## Aim of the task:
Scan the lines below for the string "JSON" and report how many lines contain it, giving only the number.

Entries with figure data
◇ ◇ ◇ ◇

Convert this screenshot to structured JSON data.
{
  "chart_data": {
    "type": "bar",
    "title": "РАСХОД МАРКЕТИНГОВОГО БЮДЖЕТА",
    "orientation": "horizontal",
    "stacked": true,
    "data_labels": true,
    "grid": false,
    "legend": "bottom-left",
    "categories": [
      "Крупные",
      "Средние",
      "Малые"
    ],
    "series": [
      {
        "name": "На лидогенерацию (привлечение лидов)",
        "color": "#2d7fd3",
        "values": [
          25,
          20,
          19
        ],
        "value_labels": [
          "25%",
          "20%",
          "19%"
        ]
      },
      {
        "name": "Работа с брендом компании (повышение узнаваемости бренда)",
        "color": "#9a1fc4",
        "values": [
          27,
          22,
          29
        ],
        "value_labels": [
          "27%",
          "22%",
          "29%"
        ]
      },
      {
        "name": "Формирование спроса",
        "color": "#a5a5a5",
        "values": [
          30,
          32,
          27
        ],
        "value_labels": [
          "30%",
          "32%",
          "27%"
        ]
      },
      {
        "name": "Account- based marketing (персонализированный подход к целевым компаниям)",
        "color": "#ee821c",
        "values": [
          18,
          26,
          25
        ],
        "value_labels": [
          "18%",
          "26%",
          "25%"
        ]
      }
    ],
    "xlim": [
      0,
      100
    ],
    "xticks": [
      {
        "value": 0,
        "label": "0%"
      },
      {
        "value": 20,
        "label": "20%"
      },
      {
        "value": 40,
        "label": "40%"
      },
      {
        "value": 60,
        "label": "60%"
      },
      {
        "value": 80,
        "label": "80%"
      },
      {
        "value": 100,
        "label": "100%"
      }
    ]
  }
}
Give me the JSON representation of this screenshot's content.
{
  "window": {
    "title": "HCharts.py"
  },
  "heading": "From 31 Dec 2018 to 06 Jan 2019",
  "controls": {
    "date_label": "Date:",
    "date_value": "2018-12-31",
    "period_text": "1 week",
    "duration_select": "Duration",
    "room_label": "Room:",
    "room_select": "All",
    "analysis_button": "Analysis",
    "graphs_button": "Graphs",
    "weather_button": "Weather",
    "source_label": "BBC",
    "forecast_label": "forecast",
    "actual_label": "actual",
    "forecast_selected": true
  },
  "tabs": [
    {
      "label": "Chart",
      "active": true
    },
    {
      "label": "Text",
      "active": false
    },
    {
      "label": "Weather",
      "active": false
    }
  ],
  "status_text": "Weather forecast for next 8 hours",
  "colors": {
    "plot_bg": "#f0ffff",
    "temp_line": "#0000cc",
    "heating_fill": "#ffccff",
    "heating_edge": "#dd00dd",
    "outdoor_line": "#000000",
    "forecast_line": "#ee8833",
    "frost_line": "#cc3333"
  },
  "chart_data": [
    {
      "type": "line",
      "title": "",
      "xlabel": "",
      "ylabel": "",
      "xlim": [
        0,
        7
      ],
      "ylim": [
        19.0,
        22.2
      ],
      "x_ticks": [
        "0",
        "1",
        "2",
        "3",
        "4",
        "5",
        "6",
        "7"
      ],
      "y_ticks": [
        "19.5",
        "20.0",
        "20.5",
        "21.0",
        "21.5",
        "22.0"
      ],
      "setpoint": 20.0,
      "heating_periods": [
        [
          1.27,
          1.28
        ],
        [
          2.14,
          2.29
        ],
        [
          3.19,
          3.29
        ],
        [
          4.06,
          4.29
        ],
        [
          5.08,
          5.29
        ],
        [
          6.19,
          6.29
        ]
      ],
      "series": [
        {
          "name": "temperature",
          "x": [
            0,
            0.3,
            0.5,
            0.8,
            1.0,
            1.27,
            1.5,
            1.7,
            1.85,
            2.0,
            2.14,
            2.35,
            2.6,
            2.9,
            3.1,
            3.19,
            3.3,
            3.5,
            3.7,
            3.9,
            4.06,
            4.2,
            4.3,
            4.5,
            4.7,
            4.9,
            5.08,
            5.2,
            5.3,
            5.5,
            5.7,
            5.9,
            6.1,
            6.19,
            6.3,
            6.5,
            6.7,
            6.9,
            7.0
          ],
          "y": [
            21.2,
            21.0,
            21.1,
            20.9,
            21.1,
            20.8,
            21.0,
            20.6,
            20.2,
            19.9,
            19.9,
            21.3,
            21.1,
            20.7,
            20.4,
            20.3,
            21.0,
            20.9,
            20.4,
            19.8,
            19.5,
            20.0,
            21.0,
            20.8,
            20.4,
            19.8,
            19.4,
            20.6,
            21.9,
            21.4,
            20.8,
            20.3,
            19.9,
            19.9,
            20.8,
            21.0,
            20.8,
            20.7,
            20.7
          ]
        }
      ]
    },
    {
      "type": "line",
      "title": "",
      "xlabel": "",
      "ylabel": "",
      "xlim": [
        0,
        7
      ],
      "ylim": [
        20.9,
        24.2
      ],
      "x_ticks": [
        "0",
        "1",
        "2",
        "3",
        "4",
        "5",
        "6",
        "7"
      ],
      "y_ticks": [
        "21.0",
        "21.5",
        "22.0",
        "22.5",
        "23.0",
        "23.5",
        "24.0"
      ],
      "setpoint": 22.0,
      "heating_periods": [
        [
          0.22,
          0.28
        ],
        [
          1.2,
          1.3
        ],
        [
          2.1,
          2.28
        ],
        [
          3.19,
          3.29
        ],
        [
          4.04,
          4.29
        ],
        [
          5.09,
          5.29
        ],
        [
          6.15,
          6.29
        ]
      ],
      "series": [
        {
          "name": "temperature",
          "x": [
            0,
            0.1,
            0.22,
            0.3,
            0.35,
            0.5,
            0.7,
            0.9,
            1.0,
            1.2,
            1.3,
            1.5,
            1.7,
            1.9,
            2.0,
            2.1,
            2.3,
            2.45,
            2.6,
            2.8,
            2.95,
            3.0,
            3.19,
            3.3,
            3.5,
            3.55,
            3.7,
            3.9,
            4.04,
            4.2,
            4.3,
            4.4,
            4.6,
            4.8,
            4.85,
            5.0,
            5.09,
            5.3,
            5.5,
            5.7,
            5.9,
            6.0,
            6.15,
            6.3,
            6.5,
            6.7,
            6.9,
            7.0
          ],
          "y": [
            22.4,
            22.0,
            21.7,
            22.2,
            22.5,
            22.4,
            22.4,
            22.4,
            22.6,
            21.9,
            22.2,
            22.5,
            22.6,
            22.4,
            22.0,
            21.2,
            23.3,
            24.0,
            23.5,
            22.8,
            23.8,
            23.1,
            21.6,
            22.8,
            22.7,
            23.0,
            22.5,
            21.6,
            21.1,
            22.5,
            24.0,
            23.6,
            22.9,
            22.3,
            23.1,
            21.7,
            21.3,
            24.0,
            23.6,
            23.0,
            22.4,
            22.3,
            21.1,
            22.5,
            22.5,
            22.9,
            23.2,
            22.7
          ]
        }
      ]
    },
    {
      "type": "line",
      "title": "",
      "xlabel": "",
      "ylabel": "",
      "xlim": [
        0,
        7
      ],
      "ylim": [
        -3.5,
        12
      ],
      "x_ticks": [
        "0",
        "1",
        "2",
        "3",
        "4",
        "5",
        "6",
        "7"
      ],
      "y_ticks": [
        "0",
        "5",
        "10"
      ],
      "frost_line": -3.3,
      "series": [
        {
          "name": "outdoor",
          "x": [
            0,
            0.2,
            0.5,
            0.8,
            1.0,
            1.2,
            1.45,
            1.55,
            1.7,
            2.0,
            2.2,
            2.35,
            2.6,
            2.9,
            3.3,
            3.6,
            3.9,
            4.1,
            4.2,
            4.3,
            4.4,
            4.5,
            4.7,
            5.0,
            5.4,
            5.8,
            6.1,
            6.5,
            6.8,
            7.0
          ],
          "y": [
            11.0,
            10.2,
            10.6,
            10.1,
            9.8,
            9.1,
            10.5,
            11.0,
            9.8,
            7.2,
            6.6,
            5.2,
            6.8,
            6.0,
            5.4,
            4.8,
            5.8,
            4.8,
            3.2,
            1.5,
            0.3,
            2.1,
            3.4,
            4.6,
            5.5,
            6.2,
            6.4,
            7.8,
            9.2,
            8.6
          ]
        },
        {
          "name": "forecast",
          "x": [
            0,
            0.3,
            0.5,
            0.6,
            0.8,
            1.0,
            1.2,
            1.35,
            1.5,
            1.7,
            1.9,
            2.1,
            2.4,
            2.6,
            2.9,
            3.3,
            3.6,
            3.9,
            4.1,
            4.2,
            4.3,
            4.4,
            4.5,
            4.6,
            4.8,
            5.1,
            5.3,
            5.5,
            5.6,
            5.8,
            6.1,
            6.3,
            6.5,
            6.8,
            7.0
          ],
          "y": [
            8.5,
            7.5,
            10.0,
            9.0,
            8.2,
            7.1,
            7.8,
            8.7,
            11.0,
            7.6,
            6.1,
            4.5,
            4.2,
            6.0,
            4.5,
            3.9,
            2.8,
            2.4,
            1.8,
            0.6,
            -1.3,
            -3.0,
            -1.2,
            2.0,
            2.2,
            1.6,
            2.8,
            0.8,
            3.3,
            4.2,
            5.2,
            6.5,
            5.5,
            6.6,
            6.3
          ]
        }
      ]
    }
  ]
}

◇ ◇ ◇ ◇

## Solved problem:
2